Task ::
Answer with the number of lines in the listing below that contain the word "법제사법위원장", and nothing else.

Provided entries ::

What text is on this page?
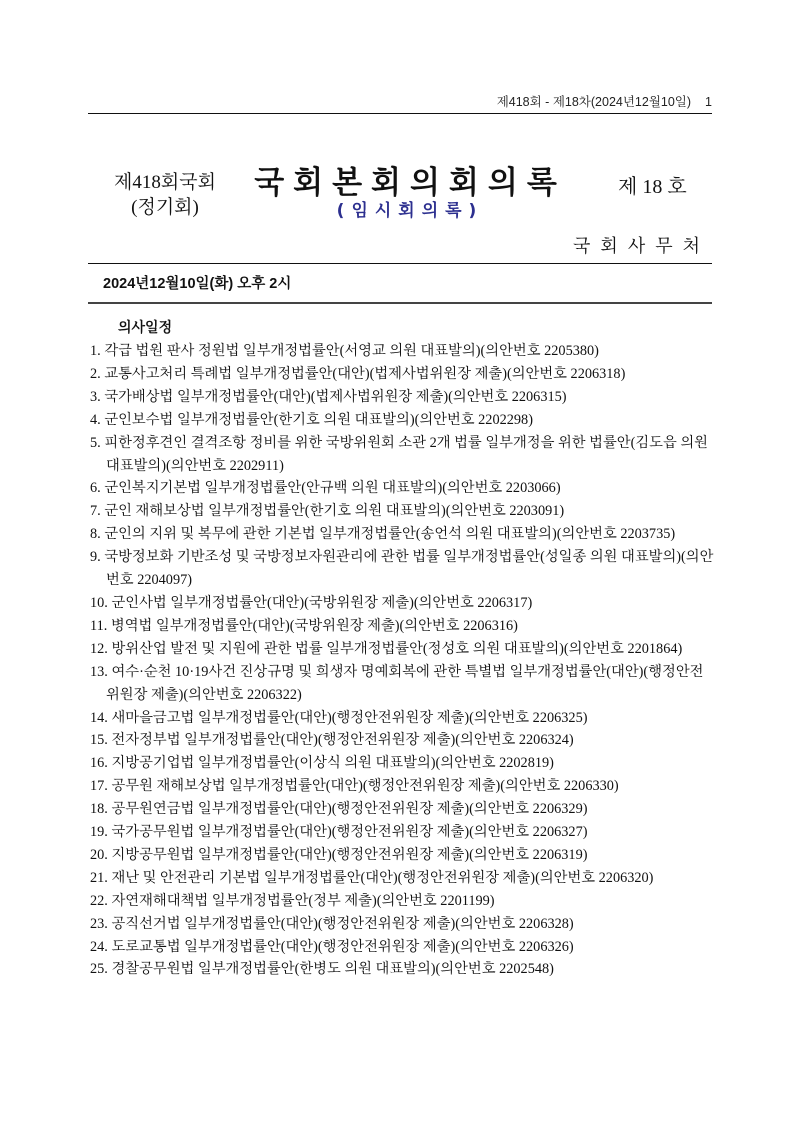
제418회 - 제18차(2024년12월10일) 1
제418회국회
(정기회)
국회본회의회의록
(임시회의록)
제 18 호
국회사무처
2024년12월10일(화) 오후 2시
의사일정
1. 각급 법원 판사 정원법 일부개정법률안(서영교 의원 대표발의)(의안번호 2205380)
2. 교통사고처리 특례법 일부개정법률안(대안)(법제사법위원장 제출)(의안번호 2206318)
3. 국가배상법 일부개정법률안(대안)(법제사법위원장 제출)(의안번호 2206315)
4. 군인보수법 일부개정법률안(한기호 의원 대표발의)(의안번호 2202298)
5. 피한정후견인 결격조항 정비를 위한 국방위원회 소관 2개 법률 일부개정을 위한 법률안(김도읍 의원 대표발의)(의안번호 2202911)
6. 군인복지기본법 일부개정법률안(안규백 의원 대표발의)(의안번호 2203066)
7. 군인 재해보상법 일부개정법률안(한기호 의원 대표발의)(의안번호 2203091)
8. 군인의 지위 및 복무에 관한 기본법 일부개정법률안(송언석 의원 대표발의)(의안번호 2203735)
9. 국방정보화 기반조성 및 국방정보자원관리에 관한 법률 일부개정법률안(성일종 의원 대표발의)(의안번호 2204097)
10. 군인사법 일부개정법률안(대안)(국방위원장 제출)(의안번호 2206317)
11. 병역법 일부개정법률안(대안)(국방위원장 제출)(의안번호 2206316)
12. 방위산업 발전 및 지원에 관한 법률 일부개정법률안(정성호 의원 대표발의)(의안번호 2201864)
13. 여수·순천 10·19사건 진상규명 및 희생자 명예회복에 관한 특별법 일부개정법률안(대안)(행정안전위원장 제출)(의안번호 2206322)
14. 새마을금고법 일부개정법률안(대안)(행정안전위원장 제출)(의안번호 2206325)
15. 전자정부법 일부개정법률안(대안)(행정안전위원장 제출)(의안번호 2206324)
16. 지방공기업법 일부개정법률안(이상식 의원 대표발의)(의안번호 2202819)
17. 공무원 재해보상법 일부개정법률안(대안)(행정안전위원장 제출)(의안번호 2206330)
18. 공무원연금법 일부개정법률안(대안)(행정안전위원장 제출)(의안번호 2206329)
19. 국가공무원법 일부개정법률안(대안)(행정안전위원장 제출)(의안번호 2206327)
20. 지방공무원법 일부개정법률안(대안)(행정안전위원장 제출)(의안번호 2206319)
21. 재난 및 안전관리 기본법 일부개정법률안(대안)(행정안전위원장 제출)(의안번호 2206320)
22. 자연재해대책법 일부개정법률안(정부 제출)(의안번호 2201199)
23. 공직선거법 일부개정법률안(대안)(행정안전위원장 제출)(의안번호 2206328)
24. 도로교통법 일부개정법률안(대안)(행정안전위원장 제출)(의안번호 2206326)
25. 경찰공무원법 일부개정법률안(한병도 의원 대표발의)(의안번호 2202548)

Result ::
2